--- Start of Data shown ---

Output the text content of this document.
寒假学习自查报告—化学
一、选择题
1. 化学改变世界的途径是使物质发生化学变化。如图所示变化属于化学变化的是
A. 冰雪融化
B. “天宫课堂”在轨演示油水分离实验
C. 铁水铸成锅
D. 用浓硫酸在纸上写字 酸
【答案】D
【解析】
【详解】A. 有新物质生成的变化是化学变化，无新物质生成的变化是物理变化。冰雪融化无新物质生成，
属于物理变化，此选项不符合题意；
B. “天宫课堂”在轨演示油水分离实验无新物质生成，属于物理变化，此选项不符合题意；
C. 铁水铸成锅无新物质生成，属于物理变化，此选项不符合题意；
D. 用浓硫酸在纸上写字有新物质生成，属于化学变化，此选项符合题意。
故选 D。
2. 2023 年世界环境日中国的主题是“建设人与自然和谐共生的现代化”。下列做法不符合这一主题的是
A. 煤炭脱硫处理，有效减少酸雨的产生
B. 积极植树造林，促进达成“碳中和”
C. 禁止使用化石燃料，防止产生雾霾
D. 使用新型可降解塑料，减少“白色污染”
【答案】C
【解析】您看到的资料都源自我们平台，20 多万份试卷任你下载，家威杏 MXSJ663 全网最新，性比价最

--- End of Data shown ---

* [Exercise prompt] Repeat the records above exactly, leaving none out.

* [Result of the task]
Output the text content of this document.
寒假学习自查报告—化学
一、选择题
1. 化学改变世界的途径是使物质发生化学变化。如图所示变化属于化学变化的是
A. 冰雪融化
B. “天宫课堂”在轨演示油水分离实验
C. 铁水铸成锅
D. 用浓硫酸在纸上写字 酸
【答案】D
【解析】
【详解】A. 有新物质生成的变化是化学变化，无新物质生成的变化是物理变化。冰雪融化无新物质生成，
属于物理变化，此选项不符合题意；
B. “天宫课堂”在轨演示油水分离实验无新物质生成，属于物理变化，此选项不符合题意；
C. 铁水铸成锅无新物质生成，属于物理变化，此选项不符合题意；
D. 用浓硫酸在纸上写字有新物质生成，属于化学变化，此选项符合题意。
故选 D。
2. 2023 年世界环境日中国的主题是“建设人与自然和谐共生的现代化”。下列做法不符合这一主题的是
A. 煤炭脱硫处理，有效减少酸雨的产生
B. 积极植树造林，促进达成“碳中和”
C. 禁止使用化石燃料，防止产生雾霾
D. 使用新型可降解塑料，减少“白色污染”
【答案】C
【解析】您看到的资料都源自我们平台，20 多万份试卷任你下载，家威杏 MXSJ663 全网最新，性比价最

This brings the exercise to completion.